**What to do:** Write out the full listing again, exactly as it stands.

**Dataset records:**
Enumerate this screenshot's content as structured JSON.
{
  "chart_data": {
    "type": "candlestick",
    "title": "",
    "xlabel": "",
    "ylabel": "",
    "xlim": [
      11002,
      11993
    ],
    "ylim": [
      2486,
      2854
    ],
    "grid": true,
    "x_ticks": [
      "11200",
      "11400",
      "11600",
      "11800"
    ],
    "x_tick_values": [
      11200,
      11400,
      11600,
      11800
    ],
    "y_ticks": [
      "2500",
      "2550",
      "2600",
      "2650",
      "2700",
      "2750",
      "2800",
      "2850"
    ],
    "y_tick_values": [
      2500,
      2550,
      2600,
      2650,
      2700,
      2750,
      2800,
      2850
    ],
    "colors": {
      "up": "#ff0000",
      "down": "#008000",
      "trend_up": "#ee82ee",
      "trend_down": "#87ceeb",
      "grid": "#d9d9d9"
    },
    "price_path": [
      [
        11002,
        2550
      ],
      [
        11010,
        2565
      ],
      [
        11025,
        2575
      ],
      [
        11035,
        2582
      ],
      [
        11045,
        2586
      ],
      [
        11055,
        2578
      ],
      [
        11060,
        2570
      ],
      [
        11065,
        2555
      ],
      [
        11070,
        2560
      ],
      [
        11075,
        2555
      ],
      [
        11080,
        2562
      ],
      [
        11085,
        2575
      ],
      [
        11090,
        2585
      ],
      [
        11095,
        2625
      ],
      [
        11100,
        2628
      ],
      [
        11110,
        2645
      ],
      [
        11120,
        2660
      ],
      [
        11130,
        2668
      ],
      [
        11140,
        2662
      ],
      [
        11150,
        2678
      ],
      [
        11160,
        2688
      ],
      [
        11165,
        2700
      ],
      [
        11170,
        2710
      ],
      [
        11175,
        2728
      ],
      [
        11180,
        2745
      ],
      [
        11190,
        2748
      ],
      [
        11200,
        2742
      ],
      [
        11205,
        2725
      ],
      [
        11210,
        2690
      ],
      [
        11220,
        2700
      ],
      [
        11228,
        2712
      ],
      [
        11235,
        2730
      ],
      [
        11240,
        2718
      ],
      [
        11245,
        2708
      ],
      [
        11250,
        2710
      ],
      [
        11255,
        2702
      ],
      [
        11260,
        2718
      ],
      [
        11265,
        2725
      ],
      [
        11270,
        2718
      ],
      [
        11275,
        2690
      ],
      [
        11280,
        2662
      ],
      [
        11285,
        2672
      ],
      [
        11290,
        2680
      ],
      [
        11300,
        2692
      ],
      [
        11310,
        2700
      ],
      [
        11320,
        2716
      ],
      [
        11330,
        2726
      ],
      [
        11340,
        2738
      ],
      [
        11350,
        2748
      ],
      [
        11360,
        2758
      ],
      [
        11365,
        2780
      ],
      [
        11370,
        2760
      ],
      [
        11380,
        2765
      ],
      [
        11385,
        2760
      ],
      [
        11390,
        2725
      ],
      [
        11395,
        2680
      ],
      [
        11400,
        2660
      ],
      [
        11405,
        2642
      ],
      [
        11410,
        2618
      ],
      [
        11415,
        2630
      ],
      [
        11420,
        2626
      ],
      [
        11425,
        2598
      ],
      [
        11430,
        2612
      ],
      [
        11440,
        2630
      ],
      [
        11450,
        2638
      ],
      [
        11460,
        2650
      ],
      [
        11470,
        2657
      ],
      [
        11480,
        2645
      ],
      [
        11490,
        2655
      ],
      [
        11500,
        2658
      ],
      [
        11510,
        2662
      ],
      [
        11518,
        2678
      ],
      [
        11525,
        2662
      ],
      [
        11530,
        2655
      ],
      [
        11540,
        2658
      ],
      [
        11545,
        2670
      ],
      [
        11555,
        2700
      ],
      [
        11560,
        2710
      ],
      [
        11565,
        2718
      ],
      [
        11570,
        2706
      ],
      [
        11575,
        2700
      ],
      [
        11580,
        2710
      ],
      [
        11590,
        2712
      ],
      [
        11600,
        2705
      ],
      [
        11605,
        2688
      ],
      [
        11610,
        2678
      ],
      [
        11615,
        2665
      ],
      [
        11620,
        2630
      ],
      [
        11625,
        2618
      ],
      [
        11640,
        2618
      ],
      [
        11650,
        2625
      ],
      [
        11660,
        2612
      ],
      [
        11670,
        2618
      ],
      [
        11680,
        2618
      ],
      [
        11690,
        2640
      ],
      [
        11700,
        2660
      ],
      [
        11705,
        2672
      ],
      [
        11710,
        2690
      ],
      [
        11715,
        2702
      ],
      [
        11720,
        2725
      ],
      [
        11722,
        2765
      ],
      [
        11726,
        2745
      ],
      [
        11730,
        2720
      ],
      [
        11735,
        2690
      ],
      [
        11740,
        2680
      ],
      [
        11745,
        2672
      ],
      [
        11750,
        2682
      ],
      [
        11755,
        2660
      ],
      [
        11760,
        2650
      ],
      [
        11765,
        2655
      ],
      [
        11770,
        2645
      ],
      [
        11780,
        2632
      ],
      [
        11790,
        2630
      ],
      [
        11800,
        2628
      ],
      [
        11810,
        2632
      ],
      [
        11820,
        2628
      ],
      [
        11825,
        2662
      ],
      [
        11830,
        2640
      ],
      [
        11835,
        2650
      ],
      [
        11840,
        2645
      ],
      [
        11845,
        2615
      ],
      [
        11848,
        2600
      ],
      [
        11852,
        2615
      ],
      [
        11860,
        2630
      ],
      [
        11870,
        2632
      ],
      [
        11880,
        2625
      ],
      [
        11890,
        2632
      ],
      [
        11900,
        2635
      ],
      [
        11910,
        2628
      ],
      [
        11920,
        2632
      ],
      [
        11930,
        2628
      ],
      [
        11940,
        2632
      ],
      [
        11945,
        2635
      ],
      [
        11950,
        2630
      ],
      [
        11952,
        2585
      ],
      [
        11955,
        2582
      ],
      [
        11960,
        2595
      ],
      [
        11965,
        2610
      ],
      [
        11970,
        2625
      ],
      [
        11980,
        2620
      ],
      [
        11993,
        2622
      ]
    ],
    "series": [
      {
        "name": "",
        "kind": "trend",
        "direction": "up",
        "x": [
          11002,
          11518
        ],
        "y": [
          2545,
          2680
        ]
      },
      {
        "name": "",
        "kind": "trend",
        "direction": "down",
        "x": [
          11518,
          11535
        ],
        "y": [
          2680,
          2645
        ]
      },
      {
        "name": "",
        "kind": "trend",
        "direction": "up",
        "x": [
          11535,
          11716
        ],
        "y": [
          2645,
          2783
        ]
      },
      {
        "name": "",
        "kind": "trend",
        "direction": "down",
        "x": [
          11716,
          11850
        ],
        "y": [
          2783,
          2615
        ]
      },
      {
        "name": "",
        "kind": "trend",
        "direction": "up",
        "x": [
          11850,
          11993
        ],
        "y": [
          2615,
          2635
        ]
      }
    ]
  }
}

**Result for this task:**
Enumerate this screenshot's content as structured JSON.
{
  "chart_data": {
    "type": "candlestick",
    "title": "",
    "xlabel": "",
    "ylabel": "",
    "xlim": [
      11002,
      11993
    ],
    "ylim": [
      2486,
      2854
    ],
    "grid": true,
    "x_ticks": [
      "11200",
      "11400",
      "11600",
      "11800"
    ],
    "x_tick_values": [
      11200,
      11400,
      11600,
      11800
    ],
    "y_ticks": [
      "2500",
      "2550",
      "2600",
      "2650",
      "2700",
      "2750",
      "2800",
      "2850"
    ],
    "y_tick_values": [
      2500,
      2550,
      2600,
      2650,
      2700,
      2750,
      2800,
      2850
    ],
    "colors": {
      "up": "#ff0000",
      "down": "#008000",
      "trend_up": "#ee82ee",
      "trend_down": "#87ceeb",
      "grid": "#d9d9d9"
    },
    "price_path": [
      [
        11002,
        2550
      ],
      [
        11010,
        2565
      ],
      [
        11025,
        2575
      ],
      [
        11035,
        2582
      ],
      [
        11045,
        2586
      ],
      [
        11055,
        2578
      ],
      [
        11060,
        2570
      ],
      [
        11065,
        2555
      ],
      [
        11070,
        2560
      ],
      [
        11075,
        2555
      ],
      [
        11080,
        2562
      ],
      [
        11085,
        2575
      ],
      [
        11090,
        2585
      ],
      [
        11095,
        2625
      ],
      [
        11100,
        2628
      ],
      [
        11110,
        2645
      ],
      [
        11120,
        2660
      ],
      [
        11130,
        2668
      ],
      [
        11140,
        2662
      ],
      [
        11150,
        2678
      ],
      [
        11160,
        2688
      ],
      [
        11165,
        2700
      ],
      [
        11170,
        2710
      ],
      [
        11175,
        2728
      ],
      [
        11180,
        2745
      ],
      [
        11190,
        2748
      ],
      [
        11200,
        2742
      ],
      [
        11205,
        2725
      ],
      [
        11210,
        2690
      ],
      [
        11220,
        2700
      ],
      [
        11228,
        2712
      ],
      [
        11235,
        2730
      ],
      [
        11240,
        2718
      ],
      [
        11245,
        2708
      ],
      [
        11250,
        2710
      ],
      [
        11255,
        2702
      ],
      [
        11260,
        2718
      ],
      [
        11265,
        2725
      ],
      [
        11270,
        2718
      ],
      [
        11275,
        2690
      ],
      [
        11280,
        2662
      ],
      [
        11285,
        2672
      ],
      [
        11290,
        2680
      ],
      [
        11300,
        2692
      ],
      [
        11310,
        2700
      ],
      [
        11320,
        2716
      ],
      [
        11330,
        2726
      ],
      [
        11340,
        2738
      ],
      [
        11350,
        2748
      ],
      [
        11360,
        2758
      ],
      [
        11365,
        2780
      ],
      [
        11370,
        2760
      ],
      [
        11380,
        2765
      ],
      [
        11385,
        2760
      ],
      [
        11390,
        2725
      ],
      [
        11395,
        2680
      ],
      [
        11400,
        2660
      ],
      [
        11405,
        2642
      ],
      [
        11410,
        2618
      ],
      [
        11415,
        2630
      ],
      [
        11420,
        2626
      ],
      [
        11425,
        2598
      ],
      [
        11430,
        2612
      ],
      [
        11440,
        2630
      ],
      [
        11450,
        2638
      ],
      [
        11460,
        2650
      ],
      [
        11470,
        2657
      ],
      [
        11480,
        2645
      ],
      [
        11490,
        2655
      ],
      [
        11500,
        2658
      ],
      [
        11510,
        2662
      ],
      [
        11518,
        2678
      ],
      [
        11525,
        2662
      ],
      [
        11530,
        2655
      ],
      [
        11540,
        2658
      ],
      [
        11545,
        2670
      ],
      [
        11555,
        2700
      ],
      [
        11560,
        2710
      ],
      [
        11565,
        2718
      ],
      [
        11570,
        2706
      ],
      [
        11575,
        2700
      ],
      [
        11580,
        2710
      ],
      [
        11590,
        2712
      ],
      [
        11600,
        2705
      ],
      [
        11605,
        2688
      ],
      [
        11610,
        2678
      ],
      [
        11615,
        2665
      ],
      [
        11620,
        2630
      ],
      [
        11625,
        2618
      ],
      [
        11640,
        2618
      ],
      [
        11650,
        2625
      ],
      [
        11660,
        2612
      ],
      [
        11670,
        2618
      ],
      [
        11680,
        2618
      ],
      [
        11690,
        2640
      ],
      [
        11700,
        2660
      ],
      [
        11705,
        2672
      ],
      [
        11710,
        2690
      ],
      [
        11715,
        2702
      ],
      [
        11720,
        2725
      ],
      [
        11722,
        2765
      ],
      [
        11726,
        2745
      ],
      [
        11730,
        2720
      ],
      [
        11735,
        2690
      ],
      [
        11740,
        2680
      ],
      [
        11745,
        2672
      ],
      [
        11750,
        2682
      ],
      [
        11755,
        2660
      ],
      [
        11760,
        2650
      ],
      [
        11765,
        2655
      ],
      [
        11770,
        2645
      ],
      [
        11780,
        2632
      ],
      [
        11790,
        2630
      ],
      [
        11800,
        2628
      ],
      [
        11810,
        2632
      ],
      [
        11820,
        2628
      ],
      [
        11825,
        2662
      ],
      [
        11830,
        2640
      ],
      [
        11835,
        2650
      ],
      [
        11840,
        2645
      ],
      [
        11845,
        2615
      ],
      [
        11848,
        2600
      ],
      [
        11852,
        2615
      ],
      [
        11860,
        2630
      ],
      [
        11870,
        2632
      ],
      [
        11880,
        2625
      ],
      [
        11890,
        2632
      ],
      [
        11900,
        2635
      ],
      [
        11910,
        2628
      ],
      [
        11920,
        2632
      ],
      [
        11930,
        2628
      ],
      [
        11940,
        2632
      ],
      [
        11945,
        2635
      ],
      [
        11950,
        2630
      ],
      [
        11952,
        2585
      ],
      [
        11955,
        2582
      ],
      [
        11960,
        2595
      ],
      [
        11965,
        2610
      ],
      [
        11970,
        2625
      ],
      [
        11980,
        2620
      ],
      [
        11993,
        2622
      ]
    ],
    "series": [
      {
        "name": "",
        "kind": "trend",
        "direction": "up",
        "x": [
          11002,
          11518
        ],
        "y": [
          2545,
          2680
        ]
      },
      {
        "name": "",
        "kind": "trend",
        "direction": "down",
        "x": [
          11518,
          11535
        ],
        "y": [
          2680,
          2645
        ]
      },
      {
        "name": "",
        "kind": "trend",
        "direction": "up",
        "x": [
          11535,
          11716
        ],
        "y": [
          2645,
          2783
        ]
      },
      {
        "name": "",
        "kind": "trend",
        "direction": "down",
        "x": [
          11716,
          11850
        ],
        "y": [
          2783,
          2615
        ]
      },
      {
        "name": "",
        "kind": "trend",
        "direction": "up",
        "x": [
          11850,
          11993
        ],
        "y": [
          2615,
          2635
        ]
      }
    ]
  }
}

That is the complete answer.